**AIM OF THE TASK:**
Echo every one of the following lines word for word, omitting the pictures from your answer.

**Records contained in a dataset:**
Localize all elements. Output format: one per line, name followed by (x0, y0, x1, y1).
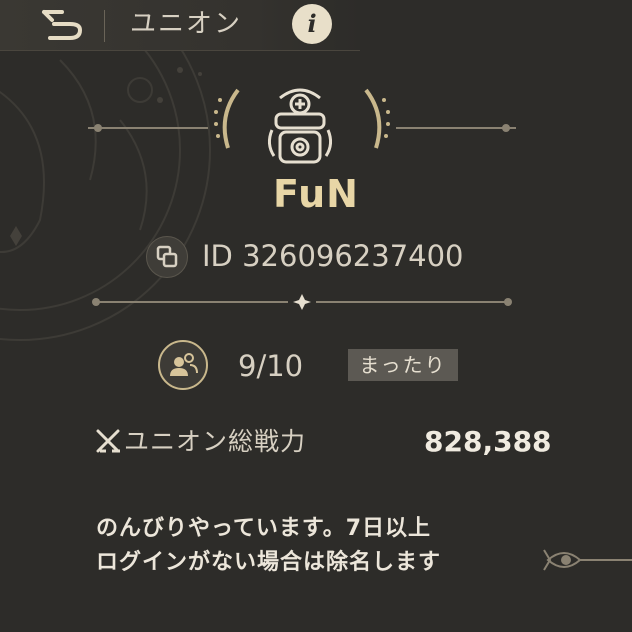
member-count: 9/10 (238, 349, 304, 383)
union-style-tag: まったり (348, 349, 458, 381)
emblem-wing-right (364, 88, 516, 149)
copy-icon (156, 245, 178, 268)
union-emblem-icon (267, 88, 333, 164)
section-divider (92, 294, 512, 310)
header-divider (104, 10, 105, 42)
header-bar: ユニオン i (0, 0, 360, 51)
power-label: ユニオン総戦力 (124, 427, 307, 456)
union-description: のんびりやっています。7日以上 ログインがない場合は除名します (96, 512, 546, 580)
back-arrow-icon (42, 10, 83, 40)
members-icon (170, 353, 198, 376)
union-id: ID 326096237400 (202, 239, 464, 273)
eye-ornament-icon (543, 549, 632, 571)
description-line: ログインがない場合は除名します (96, 550, 442, 575)
members-icon-badge (158, 340, 208, 390)
description-line: のんびりやっています。7日以上 (96, 516, 432, 541)
back-button[interactable] (40, 6, 88, 42)
power-value: 828,388 (424, 425, 552, 458)
info-icon: i (307, 9, 317, 38)
info-button[interactable]: i (292, 4, 332, 44)
copy-id-button[interactable] (146, 236, 188, 278)
union-name: FuN (273, 172, 359, 216)
emblem-wing-left (88, 88, 240, 149)
crossed-swords-icon (96, 429, 120, 453)
page-title: ユニオン (130, 9, 243, 39)
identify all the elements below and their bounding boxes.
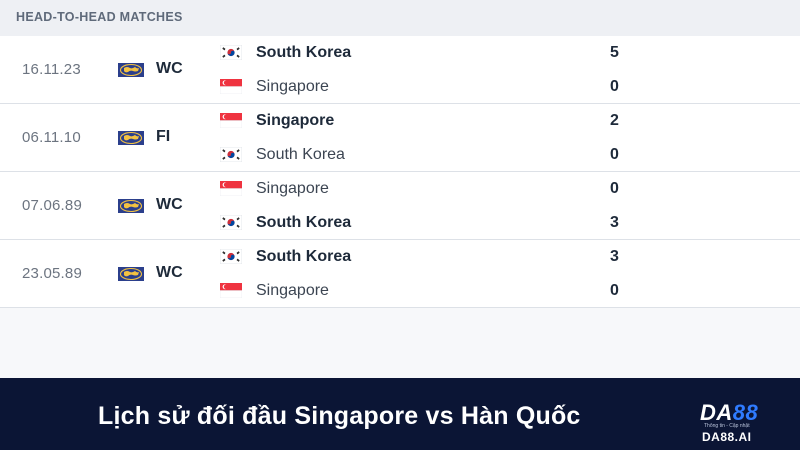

**RESULT BELOW:**
Localize all elements. Output format: one per line, name followed by (x0, y0, x1, y1).
member-count: 9/10 (238, 349, 304, 383)
union-style-tag: まったり (348, 349, 458, 381)
emblem-wing-right (364, 88, 516, 149)
copy-icon (156, 245, 178, 268)
union-emblem-icon (267, 88, 333, 164)
section-divider (92, 294, 512, 310)
header-divider (104, 10, 105, 42)
header-bar: ユニオン i (0, 0, 360, 51)
power-label: ユニオン総戦力 (124, 427, 307, 456)
union-description: のんびりやっています。7日以上 ログインがない場合は除名します (96, 512, 546, 580)
back-arrow-icon (42, 10, 83, 40)
members-icon (170, 353, 198, 376)
union-id: ID 326096237400 (202, 239, 464, 273)
eye-ornament-icon (543, 549, 632, 571)
description-line: ログインがない場合は除名します (96, 550, 442, 575)
members-icon-badge (158, 340, 208, 390)
description-line: のんびりやっています。7日以上 (96, 516, 432, 541)
back-button[interactable] (40, 6, 88, 42)
power-value: 828,388 (424, 425, 552, 458)
info-icon: i (307, 9, 317, 38)
info-button[interactable]: i (292, 4, 332, 44)
copy-id-button[interactable] (146, 236, 188, 278)
union-name: FuN (273, 172, 359, 216)
emblem-wing-left (88, 88, 240, 149)
crossed-swords-icon (96, 429, 120, 453)
page-title: ユニオン (130, 9, 243, 39)
identify all the elements below and their bounding boxes.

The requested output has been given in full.